DIRECTION: Reproduce this listing in full.

begin

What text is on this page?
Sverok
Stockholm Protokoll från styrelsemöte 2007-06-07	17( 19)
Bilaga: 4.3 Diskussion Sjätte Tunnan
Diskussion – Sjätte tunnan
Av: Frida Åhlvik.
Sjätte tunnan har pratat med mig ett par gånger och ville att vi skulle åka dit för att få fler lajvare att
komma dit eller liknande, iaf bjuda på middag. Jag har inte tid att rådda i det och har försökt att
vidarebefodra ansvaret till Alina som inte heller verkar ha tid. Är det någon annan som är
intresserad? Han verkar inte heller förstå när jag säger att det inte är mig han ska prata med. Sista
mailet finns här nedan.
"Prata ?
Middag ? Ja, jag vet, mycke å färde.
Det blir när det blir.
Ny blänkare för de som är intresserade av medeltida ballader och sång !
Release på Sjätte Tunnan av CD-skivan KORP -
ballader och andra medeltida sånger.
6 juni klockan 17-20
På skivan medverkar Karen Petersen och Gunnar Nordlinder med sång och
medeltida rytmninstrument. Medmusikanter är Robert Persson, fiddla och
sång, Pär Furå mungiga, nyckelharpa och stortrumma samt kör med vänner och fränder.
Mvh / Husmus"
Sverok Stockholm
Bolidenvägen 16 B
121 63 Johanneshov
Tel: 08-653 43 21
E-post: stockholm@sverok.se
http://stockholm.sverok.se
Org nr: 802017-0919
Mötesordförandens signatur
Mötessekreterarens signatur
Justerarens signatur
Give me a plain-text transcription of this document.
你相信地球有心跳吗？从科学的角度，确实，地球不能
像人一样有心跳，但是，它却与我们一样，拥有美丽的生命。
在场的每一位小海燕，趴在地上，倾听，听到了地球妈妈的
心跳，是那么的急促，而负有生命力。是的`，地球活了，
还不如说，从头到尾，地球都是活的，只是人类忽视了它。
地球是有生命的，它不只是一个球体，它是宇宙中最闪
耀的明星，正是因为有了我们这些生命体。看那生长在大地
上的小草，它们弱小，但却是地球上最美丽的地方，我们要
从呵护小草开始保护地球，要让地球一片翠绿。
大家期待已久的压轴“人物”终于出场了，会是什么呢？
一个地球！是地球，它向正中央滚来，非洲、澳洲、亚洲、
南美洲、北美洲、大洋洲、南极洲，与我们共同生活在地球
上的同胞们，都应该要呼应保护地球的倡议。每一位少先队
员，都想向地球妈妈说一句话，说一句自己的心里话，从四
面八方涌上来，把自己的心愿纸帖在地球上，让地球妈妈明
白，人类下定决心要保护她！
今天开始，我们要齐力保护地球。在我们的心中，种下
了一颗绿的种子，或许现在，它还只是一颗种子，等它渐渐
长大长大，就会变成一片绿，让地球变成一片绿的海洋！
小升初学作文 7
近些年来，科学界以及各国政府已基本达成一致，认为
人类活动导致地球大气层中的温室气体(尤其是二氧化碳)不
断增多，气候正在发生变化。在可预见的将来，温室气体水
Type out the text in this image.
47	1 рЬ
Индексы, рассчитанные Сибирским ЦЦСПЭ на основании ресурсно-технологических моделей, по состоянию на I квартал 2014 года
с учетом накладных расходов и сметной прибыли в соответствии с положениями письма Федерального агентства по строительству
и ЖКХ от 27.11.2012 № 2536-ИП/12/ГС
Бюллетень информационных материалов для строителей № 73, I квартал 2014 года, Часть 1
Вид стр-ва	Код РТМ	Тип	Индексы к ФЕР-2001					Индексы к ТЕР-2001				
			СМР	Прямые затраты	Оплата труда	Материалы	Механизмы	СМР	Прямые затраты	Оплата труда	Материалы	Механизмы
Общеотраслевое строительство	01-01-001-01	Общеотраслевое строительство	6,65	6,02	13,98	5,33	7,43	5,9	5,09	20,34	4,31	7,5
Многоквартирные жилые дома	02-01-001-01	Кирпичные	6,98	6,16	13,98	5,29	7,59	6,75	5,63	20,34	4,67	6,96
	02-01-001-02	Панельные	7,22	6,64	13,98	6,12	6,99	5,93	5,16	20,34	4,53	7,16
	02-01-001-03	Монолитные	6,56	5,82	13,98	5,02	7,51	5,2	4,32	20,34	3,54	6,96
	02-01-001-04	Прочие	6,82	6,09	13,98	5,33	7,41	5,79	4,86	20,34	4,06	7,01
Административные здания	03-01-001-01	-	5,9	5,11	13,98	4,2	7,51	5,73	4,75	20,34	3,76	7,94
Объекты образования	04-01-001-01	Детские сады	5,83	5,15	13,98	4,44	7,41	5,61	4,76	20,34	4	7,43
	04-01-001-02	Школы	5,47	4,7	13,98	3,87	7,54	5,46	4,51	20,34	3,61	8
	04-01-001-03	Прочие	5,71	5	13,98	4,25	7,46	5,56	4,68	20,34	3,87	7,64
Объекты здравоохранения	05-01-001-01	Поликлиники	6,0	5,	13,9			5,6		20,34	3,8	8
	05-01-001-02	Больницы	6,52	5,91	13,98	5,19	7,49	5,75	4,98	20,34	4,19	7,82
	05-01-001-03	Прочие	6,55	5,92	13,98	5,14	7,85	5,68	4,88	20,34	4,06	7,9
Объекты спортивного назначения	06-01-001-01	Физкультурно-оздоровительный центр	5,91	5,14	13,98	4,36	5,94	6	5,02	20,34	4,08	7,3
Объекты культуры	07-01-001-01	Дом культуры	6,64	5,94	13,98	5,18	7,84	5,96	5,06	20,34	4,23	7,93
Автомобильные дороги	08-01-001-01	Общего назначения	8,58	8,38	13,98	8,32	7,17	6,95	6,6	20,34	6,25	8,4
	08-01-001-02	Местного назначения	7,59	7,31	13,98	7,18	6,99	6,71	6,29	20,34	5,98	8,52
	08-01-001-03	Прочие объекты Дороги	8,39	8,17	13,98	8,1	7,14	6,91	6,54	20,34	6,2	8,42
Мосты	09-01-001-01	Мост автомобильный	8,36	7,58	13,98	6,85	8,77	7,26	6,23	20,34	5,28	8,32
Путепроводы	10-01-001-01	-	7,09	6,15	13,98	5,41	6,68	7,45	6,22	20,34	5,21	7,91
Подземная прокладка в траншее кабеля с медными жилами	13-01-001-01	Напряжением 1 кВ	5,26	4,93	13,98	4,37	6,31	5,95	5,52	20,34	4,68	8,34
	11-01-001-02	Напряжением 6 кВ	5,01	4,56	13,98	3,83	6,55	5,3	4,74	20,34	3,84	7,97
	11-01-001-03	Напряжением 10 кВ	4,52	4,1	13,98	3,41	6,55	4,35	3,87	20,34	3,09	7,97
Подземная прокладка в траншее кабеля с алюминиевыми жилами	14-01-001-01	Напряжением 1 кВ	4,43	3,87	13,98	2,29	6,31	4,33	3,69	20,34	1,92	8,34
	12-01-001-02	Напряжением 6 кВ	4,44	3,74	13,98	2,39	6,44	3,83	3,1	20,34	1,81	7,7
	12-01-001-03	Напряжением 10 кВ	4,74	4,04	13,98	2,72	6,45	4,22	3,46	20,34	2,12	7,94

end

SOLUTION FOR THIS TASK:
What text is on this page?
Sverok
Stockholm Protokoll från styrelsemöte 2007-06-07	17( 19)
Bilaga: 4.3 Diskussion Sjätte Tunnan
Diskussion – Sjätte tunnan
Av: Frida Åhlvik.
Sjätte tunnan har pratat med mig ett par gånger och ville att vi skulle åka dit för att få fler lajvare att
komma dit eller liknande, iaf bjuda på middag. Jag har inte tid att rådda i det och har försökt att
vidarebefodra ansvaret till Alina som inte heller verkar ha tid. Är det någon annan som är
intresserad? Han verkar inte heller förstå när jag säger att det inte är mig han ska prata med. Sista
mailet finns här nedan.
"Prata ?
Middag ? Ja, jag vet, mycke å färde.
Det blir när det blir.
Ny blänkare för de som är intresserade av medeltida ballader och sång !
Release på Sjätte Tunnan av CD-skivan KORP -
ballader och andra medeltida sånger.
6 juni klockan 17-20
På skivan medverkar Karen Petersen och Gunnar Nordlinder med sång och
medeltida rytmninstrument. Medmusikanter är Robert Persson, fiddla och
sång, Pär Furå mungiga, nyckelharpa och stortrumma samt kör med vänner och fränder.
Mvh / Husmus"
Sverok Stockholm
Bolidenvägen 16 B
121 63 Johanneshov
Tel: 08-653 43 21
E-post: stockholm@sverok.se
http://stockholm.sverok.se
Org nr: 802017-0919
Mötesordförandens signatur
Mötessekreterarens signatur
Justerarens signatur
Give me a plain-text transcription of this document.
你相信地球有心跳吗？从科学的角度，确实，地球不能
像人一样有心跳，但是，它却与我们一样，拥有美丽的生命。
在场的每一位小海燕，趴在地上，倾听，听到了地球妈妈的
心跳，是那么的急促，而负有生命力。是的`，地球活了，
还不如说，从头到尾，地球都是活的，只是人类忽视了它。
地球是有生命的，它不只是一个球体，它是宇宙中最闪
耀的明星，正是因为有了我们这些生命体。看那生长在大地
上的小草，它们弱小，但却是地球上最美丽的地方，我们要
从呵护小草开始保护地球，要让地球一片翠绿。
大家期待已久的压轴“人物”终于出场了，会是什么呢？
一个地球！是地球，它向正中央滚来，非洲、澳洲、亚洲、
南美洲、北美洲、大洋洲、南极洲，与我们共同生活在地球
上的同胞们，都应该要呼应保护地球的倡议。每一位少先队
员，都想向地球妈妈说一句话，说一句自己的心里话，从四
面八方涌上来，把自己的心愿纸帖在地球上，让地球妈妈明
白，人类下定决心要保护她！
今天开始，我们要齐力保护地球。在我们的心中，种下
了一颗绿的种子，或许现在，它还只是一颗种子，等它渐渐
长大长大，就会变成一片绿，让地球变成一片绿的海洋！
小升初学作文 7
近些年来，科学界以及各国政府已基本达成一致，认为
人类活动导致地球大气层中的温室气体(尤其是二氧化碳)不
断增多，气候正在发生变化。在可预见的将来，温室气体水
Type out the text in this image.
47	1 рЬ
Индексы, рассчитанные Сибирским ЦЦСПЭ на основании ресурсно-технологических моделей, по состоянию на I квартал 2014 года
с учетом накладных расходов и сметной прибыли в соответствии с положениями письма Федерального агентства по строительству
и ЖКХ от 27.11.2012 № 2536-ИП/12/ГС
Бюллетень информационных материалов для строителей № 73, I квартал 2014 года, Часть 1
Вид стр-ва	Код РТМ	Тип	Индексы к ФЕР-2001					Индексы к ТЕР-2001				
			СМР	Прямые затраты	Оплата труда	Материалы	Механизмы	СМР	Прямые затраты	Оплата труда	Материалы	Механизмы
Общеотраслевое строительство	01-01-001-01	Общеотраслевое строительство	6,65	6,02	13,98	5,33	7,43	5,9	5,09	20,34	4,31	7,5
Многоквартирные жилые дома	02-01-001-01	Кирпичные	6,98	6,16	13,98	5,29	7,59	6,75	5,63	20,34	4,67	6,96
	02-01-001-02	Панельные	7,22	6,64	13,98	6,12	6,99	5,93	5,16	20,34	4,53	7,16
	02-01-001-03	Монолитные	6,56	5,82	13,98	5,02	7,51	5,2	4,32	20,34	3,54	6,96
	02-01-001-04	Прочие	6,82	6,09	13,98	5,33	7,41	5,79	4,86	20,34	4,06	7,01
Административные здания	03-01-001-01	-	5,9	5,11	13,98	4,2	7,51	5,73	4,75	20,34	3,76	7,94
Объекты образования	04-01-001-01	Детские сады	5,83	5,15	13,98	4,44	7,41	5,61	4,76	20,34	4	7,43
	04-01-001-02	Школы	5,47	4,7	13,98	3,87	7,54	5,46	4,51	20,34	3,61	8
	04-01-001-03	Прочие	5,71	5	13,98	4,25	7,46	5,56	4,68	20,34	3,87	7,64
Объекты здравоохранения	05-01-001-01	Поликлиники	6,0	5,	13,9			5,6		20,34	3,8	8
	05-01-001-02	Больницы	6,52	5,91	13,98	5,19	7,49	5,75	4,98	20,34	4,19	7,82
	05-01-001-03	Прочие	6,55	5,92	13,98	5,14	7,85	5,68	4,88	20,34	4,06	7,9
Объекты спортивного назначения	06-01-001-01	Физкультурно-оздоровительный центр	5,91	5,14	13,98	4,36	5,94	6	5,02	20,34	4,08	7,3
Объекты культуры	07-01-001-01	Дом культуры	6,64	5,94	13,98	5,18	7,84	5,96	5,06	20,34	4,23	7,93
Автомобильные дороги	08-01-001-01	Общего назначения	8,58	8,38	13,98	8,32	7,17	6,95	6,6	20,34	6,25	8,4
	08-01-001-02	Местного назначения	7,59	7,31	13,98	7,18	6,99	6,71	6,29	20,34	5,98	8,52
	08-01-001-03	Прочие объекты Дороги	8,39	8,17	13,98	8,1	7,14	6,91	6,54	20,34	6,2	8,42
Мосты	09-01-001-01	Мост автомобильный	8,36	7,58	13,98	6,85	8,77	7,26	6,23	20,34	5,28	8,32
Путепроводы	10-01-001-01	-	7,09	6,15	13,98	5,41	6,68	7,45	6,22	20,34	5,21	7,91
Подземная прокладка в траншее кабеля с медными жилами	13-01-001-01	Напряжением 1 кВ	5,26	4,93	13,98	4,37	6,31	5,95	5,52	20,34	4,68	8,34
	11-01-001-02	Напряжением 6 кВ	5,01	4,56	13,98	3,83	6,55	5,3	4,74	20,34	3,84	7,97
	11-01-001-03	Напряжением 10 кВ	4,52	4,1	13,98	3,41	6,55	4,35	3,87	20,34	3,09	7,97
Подземная прокладка в траншее кабеля с алюминиевыми жилами	14-01-001-01	Напряжением 1 кВ	4,43	3,87	13,98	2,29	6,31	4,33	3,69	20,34	1,92	8,34
	12-01-001-02	Напряжением 6 кВ	4,44	3,74	13,98	2,39	6,44	3,83	3,1	20,34	1,81	7,7
	12-01-001-03	Напряжением 10 кВ	4,74	4,04	13,98	2,72	6,45	4,22	3,46	20,34	2,12	7,94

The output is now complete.